DOCUMENT EXCERPT:
=-=-=

SAS vs R vs Python, this for many is not even a right question, especially when all three do an excellent job on what they are set out to do. Many years ago we had seen similar debates on Mac vs Windows vs Linux, and in the present world we know that there is a place for all three.
However, for budding professionals, who are looking forward to build their career into Data Science and organizations that are building advance analytics capabilities, this is an important question staring at them. Here we will like to discuss some of the important aspects like ease of learning, data management capabilities, advance modeling, graphical capabilities, big data applications and cost-effectiveness.
Cost, Upgrades and Support
This is one area where R and Python have an upper hand given the fact that they are open-source and this has been a key factor for their phenomenal rise of usage.
On the other hand, SAS is expensive licensed software, but has an excellent support, especially in critical areas and delicate scenarios where there is no room for experimentation, SAS has proven itself to be indispensable. However, given the cost, many of the times SAS is out-of-bounds, for many small organizations, especially for startups.
Although, most versions of R and Python don’t have any support systems, and these come with absolutely no warranty, a silver lining lies in its vibrant user community. This is a rapidly evolving community that comprises of people from various walks of life - academicians, students, programmers, analysts - every brain contributing and troubleshooting, and so, adding to the improvements to the R and Python's APIs via Packages and Libraries.
Given the considerable cost advantage, small-to-mid sized companies prefer to go with R or Python. R is preferred by companies which are primarily focused on advanced analytics and pretty much become a lingua franca for Data Science. On the other side, Python is preferred by tech companies where they need end-to-end integration and develop analytics based applications, leveraging analytics friendly libraries.
This is considered as one of the key reasons for SAS being eclipsed by R and Python and we expect this trend to continue.
SAS is not difficult to learn, infact across all 3, it is perhaps the easiest to learn and can be picked up by anyone without prior knowledge in programming. The ability to parse SQL codes, combined with macros and other native flavors makes learning SAS a child's play for individuals with basic SQL know how. Overall learning difficulty is low-to-medium
R has a rather steeper learning curve compared to SAS and Python. Being a low-level programming language, it calls for proficiency and some programming orientation. And if not handled tactfully, even a minor task becomes Herculean and may require complex lines of code.

=-=-=

SUPPLIED MATERIAL:
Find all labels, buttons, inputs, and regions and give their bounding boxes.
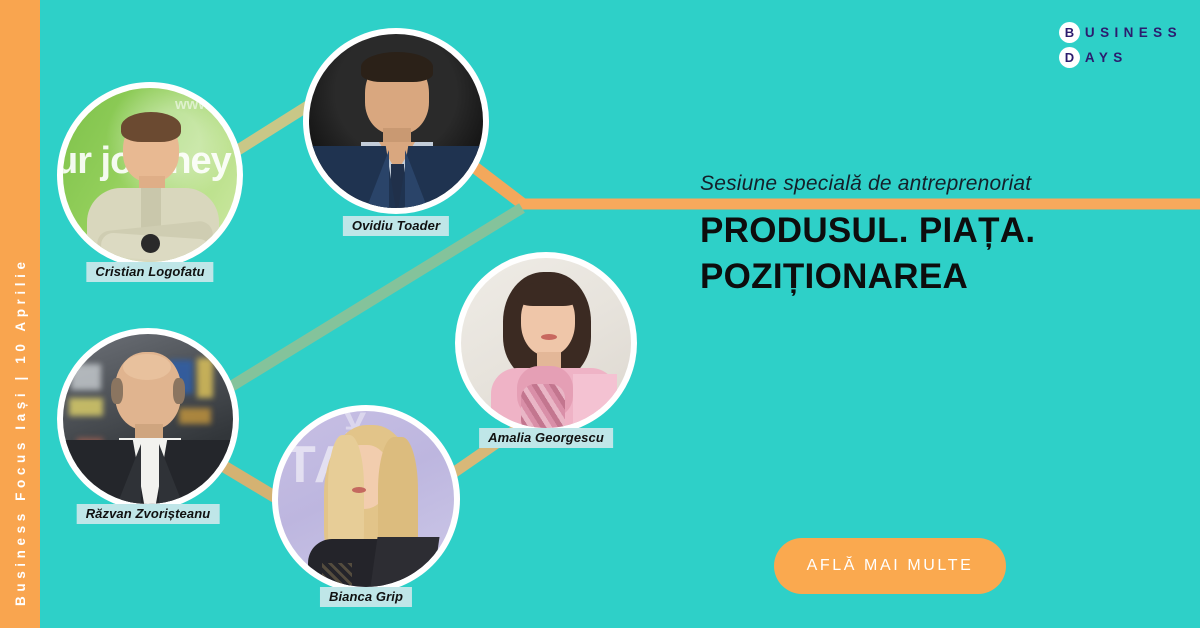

=-=-=

DIRECTIONS:
1. In the SAS vs R vs Python comparison, which of the three tools is described as perhaps the easiest to learn?
2. Pick up the SAS vs R vs Python comparison after its final sentence and continue writing it.
The data shown above come from a separate source, unrelated to the SAS vs R vs Python comparison.

RESULTS OF THE TASKS:
1. SAS

2.
Overall learning difficulty is medium-to-high
Even though it is originally a scripting language, but Python gets full marks on the simplicity and flexibility it gives to the users along with the intuitive syntax it provides. Given this, and it’s analytics friendly libraries, Python has become a new phenomenon in the data analytics toolkit. While it doesn’t take time to pick Python, it does take you can allocate it some time to master.
Overall learning difficulty is medium
Data Handling and Management
When it comes to data handling and management on standalone systems, SAS is safe, smooth and better.
Today as our data sizes are increasing, we have to be careful about memory allocation principles of languages and software that we use. R here comes with a major disadvantage that it works only on RAM creating a big problem since small exercises will also take time to run depending on your machine’s RAM. However, working on data manipulation otherwise is easier, especially with packages like Plyr and DPlyr.
This absolutely is not a problem that we face in Python. With extensions like Panda and NumPy, among many others, data handling and basic analysis works like a breeze in Python.
However, on the parameter of data manipulation, all three of SAS, R and Python fare equally well.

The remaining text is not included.